── The data

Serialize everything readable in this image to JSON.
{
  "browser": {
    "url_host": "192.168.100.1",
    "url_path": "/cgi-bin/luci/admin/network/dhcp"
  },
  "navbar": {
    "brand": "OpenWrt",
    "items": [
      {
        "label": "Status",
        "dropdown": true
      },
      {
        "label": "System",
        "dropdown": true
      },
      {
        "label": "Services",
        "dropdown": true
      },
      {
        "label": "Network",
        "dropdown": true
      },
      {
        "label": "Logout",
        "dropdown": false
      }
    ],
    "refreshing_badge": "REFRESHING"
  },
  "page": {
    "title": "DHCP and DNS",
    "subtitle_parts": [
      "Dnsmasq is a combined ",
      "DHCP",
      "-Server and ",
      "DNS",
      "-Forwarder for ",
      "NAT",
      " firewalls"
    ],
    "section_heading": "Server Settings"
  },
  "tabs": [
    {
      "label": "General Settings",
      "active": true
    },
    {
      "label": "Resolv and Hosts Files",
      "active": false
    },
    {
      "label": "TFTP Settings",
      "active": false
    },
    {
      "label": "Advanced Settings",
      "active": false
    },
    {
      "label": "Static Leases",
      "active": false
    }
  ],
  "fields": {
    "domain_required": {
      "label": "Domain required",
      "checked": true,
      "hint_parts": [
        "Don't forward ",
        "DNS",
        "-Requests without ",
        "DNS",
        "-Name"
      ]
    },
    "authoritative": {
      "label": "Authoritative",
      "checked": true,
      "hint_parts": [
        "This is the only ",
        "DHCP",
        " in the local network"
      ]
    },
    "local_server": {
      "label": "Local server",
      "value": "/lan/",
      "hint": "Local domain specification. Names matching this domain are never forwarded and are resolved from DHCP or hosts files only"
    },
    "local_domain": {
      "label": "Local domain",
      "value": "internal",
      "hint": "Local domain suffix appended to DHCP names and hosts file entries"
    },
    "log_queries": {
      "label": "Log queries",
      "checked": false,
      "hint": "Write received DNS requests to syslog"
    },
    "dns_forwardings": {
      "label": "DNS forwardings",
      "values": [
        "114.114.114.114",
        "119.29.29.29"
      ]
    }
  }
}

────

**The task:** Working from the material above, retype it in its entirety without change.

**Solution to the exercise:**
Serialize everything readable in this image to JSON.
{
  "browser": {
    "url_host": "192.168.100.1",
    "url_path": "/cgi-bin/luci/admin/network/dhcp"
  },
  "navbar": {
    "brand": "OpenWrt",
    "items": [
      {
        "label": "Status",
        "dropdown": true
      },
      {
        "label": "System",
        "dropdown": true
      },
      {
        "label": "Services",
        "dropdown": true
      },
      {
        "label": "Network",
        "dropdown": true
      },
      {
        "label": "Logout",
        "dropdown": false
      }
    ],
    "refreshing_badge": "REFRESHING"
  },
  "page": {
    "title": "DHCP and DNS",
    "subtitle_parts": [
      "Dnsmasq is a combined ",
      "DHCP",
      "-Server and ",
      "DNS",
      "-Forwarder for ",
      "NAT",
      " firewalls"
    ],
    "section_heading": "Server Settings"
  },
  "tabs": [
    {
      "label": "General Settings",
      "active": true
    },
    {
      "label": "Resolv and Hosts Files",
      "active": false
    },
    {
      "label": "TFTP Settings",
      "active": false
    },
    {
      "label": "Advanced Settings",
      "active": false
    },
    {
      "label": "Static Leases",
      "active": false
    }
  ],
  "fields": {
    "domain_required": {
      "label": "Domain required",
      "checked": true,
      "hint_parts": [
        "Don't forward ",
        "DNS",
        "-Requests without ",
        "DNS",
        "-Name"
      ]
    },
    "authoritative": {
      "label": "Authoritative",
      "checked": true,
      "hint_parts": [
        "This is the only ",
        "DHCP",
        " in the local network"
      ]
    },
    "local_server": {
      "label": "Local server",
      "value": "/lan/",
      "hint": "Local domain specification. Names matching this domain are never forwarded and are resolved from DHCP or hosts files only"
    },
    "local_domain": {
      "label": "Local domain",
      "value": "internal",
      "hint": "Local domain suffix appended to DHCP names and hosts file entries"
    },
    "log_queries": {
      "label": "Log queries",
      "checked": false,
      "hint": "Write received DNS requests to syslog"
    },
    "dns_forwardings": {
      "label": "DNS forwardings",
      "values": [
        "114.114.114.114",
        "119.29.29.29"
      ]
    }
  }
}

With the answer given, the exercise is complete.